## What you need to do:
Count the lines in the entries below that contain the string "start", treating uppercase and lowercase as different, and give only that number.

## Material for the task:
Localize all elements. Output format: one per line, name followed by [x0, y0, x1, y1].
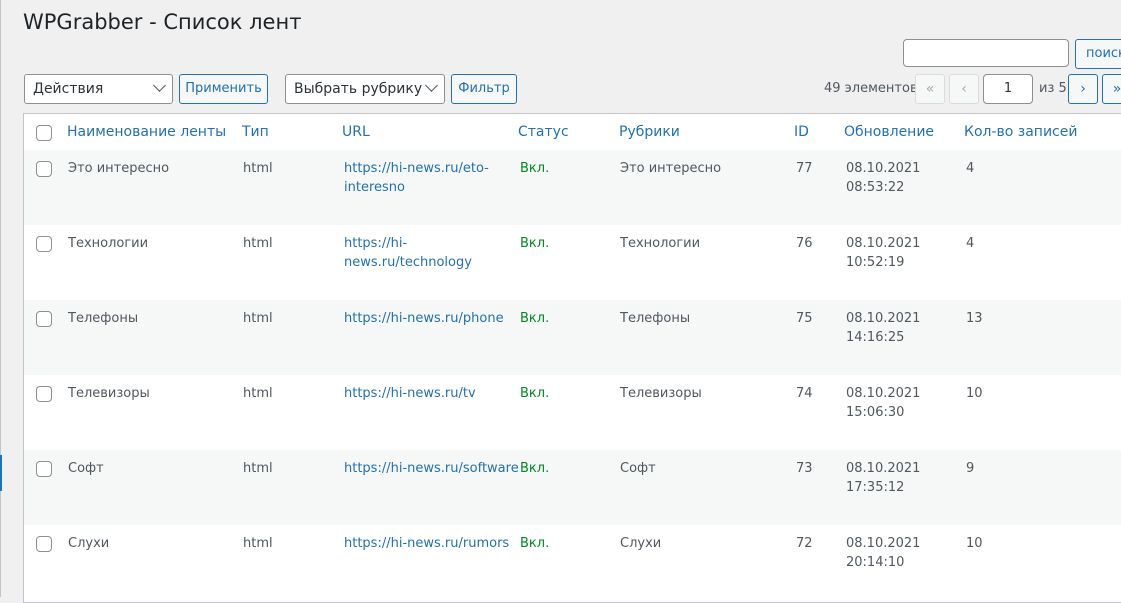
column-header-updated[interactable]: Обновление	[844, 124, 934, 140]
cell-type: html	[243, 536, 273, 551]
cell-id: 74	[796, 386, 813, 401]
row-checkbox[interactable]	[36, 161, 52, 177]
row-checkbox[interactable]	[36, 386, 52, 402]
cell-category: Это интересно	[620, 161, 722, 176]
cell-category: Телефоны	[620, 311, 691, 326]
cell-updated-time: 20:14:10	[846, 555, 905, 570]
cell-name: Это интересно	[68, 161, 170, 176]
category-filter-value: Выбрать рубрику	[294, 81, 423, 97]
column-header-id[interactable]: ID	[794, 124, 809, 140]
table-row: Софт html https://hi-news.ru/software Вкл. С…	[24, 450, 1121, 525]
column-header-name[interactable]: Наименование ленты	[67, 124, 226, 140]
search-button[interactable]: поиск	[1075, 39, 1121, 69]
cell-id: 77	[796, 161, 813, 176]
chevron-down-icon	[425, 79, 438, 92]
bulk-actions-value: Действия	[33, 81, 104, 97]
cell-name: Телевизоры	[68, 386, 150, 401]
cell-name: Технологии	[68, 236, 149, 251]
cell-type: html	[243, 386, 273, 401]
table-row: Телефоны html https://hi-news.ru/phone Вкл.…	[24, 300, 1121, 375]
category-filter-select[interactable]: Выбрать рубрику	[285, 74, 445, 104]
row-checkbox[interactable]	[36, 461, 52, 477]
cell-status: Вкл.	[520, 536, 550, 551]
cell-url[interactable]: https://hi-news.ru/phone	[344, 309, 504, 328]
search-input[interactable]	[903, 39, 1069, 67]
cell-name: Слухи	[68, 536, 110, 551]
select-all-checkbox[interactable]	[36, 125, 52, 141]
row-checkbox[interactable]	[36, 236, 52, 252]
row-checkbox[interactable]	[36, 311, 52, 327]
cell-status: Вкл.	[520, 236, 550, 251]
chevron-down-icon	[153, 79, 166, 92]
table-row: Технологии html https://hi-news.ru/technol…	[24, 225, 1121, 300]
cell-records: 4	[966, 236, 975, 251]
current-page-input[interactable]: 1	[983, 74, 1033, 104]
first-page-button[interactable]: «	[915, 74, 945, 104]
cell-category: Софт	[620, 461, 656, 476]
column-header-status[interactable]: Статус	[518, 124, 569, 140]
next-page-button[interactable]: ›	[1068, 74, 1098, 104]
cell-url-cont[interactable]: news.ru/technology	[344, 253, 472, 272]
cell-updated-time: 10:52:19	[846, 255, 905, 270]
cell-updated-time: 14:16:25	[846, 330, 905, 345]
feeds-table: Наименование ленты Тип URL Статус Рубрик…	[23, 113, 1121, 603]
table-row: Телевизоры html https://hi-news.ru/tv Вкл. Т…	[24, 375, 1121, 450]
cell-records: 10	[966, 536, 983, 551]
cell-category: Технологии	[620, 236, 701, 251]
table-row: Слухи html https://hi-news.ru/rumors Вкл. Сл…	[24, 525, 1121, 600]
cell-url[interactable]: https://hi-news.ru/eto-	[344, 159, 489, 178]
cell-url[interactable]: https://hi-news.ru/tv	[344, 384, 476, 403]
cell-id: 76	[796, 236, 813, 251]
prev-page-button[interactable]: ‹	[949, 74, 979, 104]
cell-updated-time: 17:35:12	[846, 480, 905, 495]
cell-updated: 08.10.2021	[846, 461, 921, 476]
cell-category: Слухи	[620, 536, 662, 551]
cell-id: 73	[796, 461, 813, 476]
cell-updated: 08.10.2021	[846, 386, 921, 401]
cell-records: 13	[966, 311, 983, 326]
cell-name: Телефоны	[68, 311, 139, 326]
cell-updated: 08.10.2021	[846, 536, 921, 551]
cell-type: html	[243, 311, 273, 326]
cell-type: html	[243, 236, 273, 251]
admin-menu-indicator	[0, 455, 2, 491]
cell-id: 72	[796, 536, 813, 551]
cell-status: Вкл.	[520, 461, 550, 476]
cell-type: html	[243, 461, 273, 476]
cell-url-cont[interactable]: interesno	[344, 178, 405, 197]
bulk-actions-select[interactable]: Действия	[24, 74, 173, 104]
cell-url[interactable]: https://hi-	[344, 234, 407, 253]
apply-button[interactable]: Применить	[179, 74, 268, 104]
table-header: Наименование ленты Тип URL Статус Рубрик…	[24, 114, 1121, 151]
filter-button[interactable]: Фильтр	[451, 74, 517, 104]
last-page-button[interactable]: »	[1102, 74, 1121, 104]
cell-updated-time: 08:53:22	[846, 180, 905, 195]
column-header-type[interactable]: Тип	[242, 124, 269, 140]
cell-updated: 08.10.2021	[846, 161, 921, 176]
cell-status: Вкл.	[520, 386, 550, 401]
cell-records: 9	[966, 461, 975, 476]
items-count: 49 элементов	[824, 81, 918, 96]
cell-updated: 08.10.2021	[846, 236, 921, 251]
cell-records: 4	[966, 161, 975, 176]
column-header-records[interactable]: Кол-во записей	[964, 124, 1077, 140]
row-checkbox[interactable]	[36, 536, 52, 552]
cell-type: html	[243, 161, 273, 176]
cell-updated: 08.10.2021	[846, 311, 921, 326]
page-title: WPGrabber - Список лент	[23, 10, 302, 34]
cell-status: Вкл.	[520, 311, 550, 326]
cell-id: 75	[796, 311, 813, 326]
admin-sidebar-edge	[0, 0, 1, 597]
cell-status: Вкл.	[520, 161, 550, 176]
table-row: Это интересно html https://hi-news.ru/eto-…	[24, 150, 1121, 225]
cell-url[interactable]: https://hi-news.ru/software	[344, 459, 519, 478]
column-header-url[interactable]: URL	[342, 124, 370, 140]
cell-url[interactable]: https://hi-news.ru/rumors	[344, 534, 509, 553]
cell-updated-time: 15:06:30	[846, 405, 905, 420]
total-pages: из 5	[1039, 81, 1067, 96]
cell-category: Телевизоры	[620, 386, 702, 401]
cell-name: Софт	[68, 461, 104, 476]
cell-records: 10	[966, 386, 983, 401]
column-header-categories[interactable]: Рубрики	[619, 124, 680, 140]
* * *
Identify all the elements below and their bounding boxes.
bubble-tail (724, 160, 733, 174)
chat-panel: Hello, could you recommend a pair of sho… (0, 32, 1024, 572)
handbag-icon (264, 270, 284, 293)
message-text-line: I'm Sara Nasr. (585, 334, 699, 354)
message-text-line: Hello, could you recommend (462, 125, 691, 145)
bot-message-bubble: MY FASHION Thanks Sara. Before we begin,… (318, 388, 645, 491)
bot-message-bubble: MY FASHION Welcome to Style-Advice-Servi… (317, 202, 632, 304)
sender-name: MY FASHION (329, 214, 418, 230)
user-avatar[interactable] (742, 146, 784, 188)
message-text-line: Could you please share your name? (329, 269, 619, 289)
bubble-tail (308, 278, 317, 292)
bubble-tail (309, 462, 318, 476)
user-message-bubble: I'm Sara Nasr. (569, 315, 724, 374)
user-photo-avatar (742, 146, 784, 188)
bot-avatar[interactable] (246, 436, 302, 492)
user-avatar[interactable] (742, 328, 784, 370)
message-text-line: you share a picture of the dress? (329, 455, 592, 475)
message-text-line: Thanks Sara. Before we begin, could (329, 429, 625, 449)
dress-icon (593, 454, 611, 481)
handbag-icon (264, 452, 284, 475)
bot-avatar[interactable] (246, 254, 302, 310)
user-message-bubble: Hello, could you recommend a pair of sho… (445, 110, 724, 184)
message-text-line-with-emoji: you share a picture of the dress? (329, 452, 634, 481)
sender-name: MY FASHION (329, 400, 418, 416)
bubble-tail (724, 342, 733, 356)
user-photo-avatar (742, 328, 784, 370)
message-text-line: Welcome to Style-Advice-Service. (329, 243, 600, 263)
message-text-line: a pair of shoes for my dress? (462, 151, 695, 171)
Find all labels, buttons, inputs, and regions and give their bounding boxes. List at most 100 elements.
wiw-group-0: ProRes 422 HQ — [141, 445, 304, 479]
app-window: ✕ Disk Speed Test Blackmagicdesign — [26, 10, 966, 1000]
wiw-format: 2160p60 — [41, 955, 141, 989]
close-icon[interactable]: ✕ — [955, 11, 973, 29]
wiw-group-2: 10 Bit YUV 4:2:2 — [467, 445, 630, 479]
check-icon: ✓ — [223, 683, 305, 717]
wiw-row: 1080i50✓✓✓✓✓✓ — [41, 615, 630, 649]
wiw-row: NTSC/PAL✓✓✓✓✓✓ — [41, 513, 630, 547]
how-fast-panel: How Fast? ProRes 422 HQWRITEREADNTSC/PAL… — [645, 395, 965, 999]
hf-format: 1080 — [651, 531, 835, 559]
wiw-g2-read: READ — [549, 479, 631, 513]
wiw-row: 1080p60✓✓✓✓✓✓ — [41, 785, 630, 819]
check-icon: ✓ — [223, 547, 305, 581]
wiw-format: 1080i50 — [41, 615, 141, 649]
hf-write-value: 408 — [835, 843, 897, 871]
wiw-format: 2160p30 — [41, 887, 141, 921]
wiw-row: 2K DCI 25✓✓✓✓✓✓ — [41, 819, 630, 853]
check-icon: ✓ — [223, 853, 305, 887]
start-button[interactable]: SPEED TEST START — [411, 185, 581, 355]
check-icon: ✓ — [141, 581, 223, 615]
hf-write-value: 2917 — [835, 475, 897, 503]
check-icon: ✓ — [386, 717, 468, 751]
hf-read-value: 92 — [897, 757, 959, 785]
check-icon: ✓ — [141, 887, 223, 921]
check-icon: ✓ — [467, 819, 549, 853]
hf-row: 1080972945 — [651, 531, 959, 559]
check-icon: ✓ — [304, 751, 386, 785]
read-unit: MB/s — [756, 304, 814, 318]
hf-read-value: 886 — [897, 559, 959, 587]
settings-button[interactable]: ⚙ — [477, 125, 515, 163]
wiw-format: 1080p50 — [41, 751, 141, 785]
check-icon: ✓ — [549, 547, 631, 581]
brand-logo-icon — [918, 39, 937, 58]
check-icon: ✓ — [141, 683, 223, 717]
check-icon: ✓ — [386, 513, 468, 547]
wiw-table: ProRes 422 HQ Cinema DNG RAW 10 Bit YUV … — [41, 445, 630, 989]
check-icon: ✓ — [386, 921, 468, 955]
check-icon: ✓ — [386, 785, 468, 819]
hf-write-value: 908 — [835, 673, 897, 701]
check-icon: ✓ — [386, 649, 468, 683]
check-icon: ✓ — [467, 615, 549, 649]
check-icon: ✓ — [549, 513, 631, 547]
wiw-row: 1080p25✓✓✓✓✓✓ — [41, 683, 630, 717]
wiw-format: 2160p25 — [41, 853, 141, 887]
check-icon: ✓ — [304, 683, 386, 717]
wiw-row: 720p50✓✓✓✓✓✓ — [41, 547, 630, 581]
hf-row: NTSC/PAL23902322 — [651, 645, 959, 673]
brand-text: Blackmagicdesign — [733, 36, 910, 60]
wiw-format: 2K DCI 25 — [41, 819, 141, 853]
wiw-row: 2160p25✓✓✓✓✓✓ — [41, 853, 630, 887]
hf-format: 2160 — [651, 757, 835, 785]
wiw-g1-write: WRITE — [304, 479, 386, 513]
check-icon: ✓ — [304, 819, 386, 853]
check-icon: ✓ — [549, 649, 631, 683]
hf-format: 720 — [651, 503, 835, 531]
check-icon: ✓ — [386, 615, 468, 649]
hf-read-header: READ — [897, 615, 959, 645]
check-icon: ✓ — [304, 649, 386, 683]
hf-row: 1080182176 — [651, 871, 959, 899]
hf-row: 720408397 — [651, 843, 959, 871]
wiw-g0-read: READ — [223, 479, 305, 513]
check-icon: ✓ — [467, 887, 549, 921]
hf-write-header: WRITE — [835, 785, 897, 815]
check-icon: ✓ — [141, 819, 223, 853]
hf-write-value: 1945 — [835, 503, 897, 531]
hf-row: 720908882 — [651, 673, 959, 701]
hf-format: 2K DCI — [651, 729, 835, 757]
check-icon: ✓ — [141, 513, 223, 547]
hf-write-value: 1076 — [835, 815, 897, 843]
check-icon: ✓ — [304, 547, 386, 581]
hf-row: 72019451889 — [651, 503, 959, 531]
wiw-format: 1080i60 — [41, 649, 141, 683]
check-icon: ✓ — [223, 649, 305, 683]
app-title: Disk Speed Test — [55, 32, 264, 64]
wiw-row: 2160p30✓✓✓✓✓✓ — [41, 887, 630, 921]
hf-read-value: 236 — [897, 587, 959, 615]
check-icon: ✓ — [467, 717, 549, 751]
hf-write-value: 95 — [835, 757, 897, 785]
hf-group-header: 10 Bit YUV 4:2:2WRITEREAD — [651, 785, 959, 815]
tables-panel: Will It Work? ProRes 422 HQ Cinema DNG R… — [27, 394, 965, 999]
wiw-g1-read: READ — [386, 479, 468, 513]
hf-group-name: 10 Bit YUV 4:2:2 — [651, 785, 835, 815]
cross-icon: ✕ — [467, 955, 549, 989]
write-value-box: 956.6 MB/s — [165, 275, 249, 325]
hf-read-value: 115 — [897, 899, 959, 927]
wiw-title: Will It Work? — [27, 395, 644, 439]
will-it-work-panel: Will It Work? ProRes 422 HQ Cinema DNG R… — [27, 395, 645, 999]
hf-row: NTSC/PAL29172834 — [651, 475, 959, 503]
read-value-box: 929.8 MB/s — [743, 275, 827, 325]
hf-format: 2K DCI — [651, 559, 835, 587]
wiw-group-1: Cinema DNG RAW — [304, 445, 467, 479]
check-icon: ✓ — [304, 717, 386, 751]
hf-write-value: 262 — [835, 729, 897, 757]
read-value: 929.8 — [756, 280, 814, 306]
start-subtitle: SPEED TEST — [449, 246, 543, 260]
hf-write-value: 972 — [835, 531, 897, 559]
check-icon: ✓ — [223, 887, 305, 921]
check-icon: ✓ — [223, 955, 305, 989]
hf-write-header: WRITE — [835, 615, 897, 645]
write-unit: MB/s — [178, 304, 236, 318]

## Written solution:
2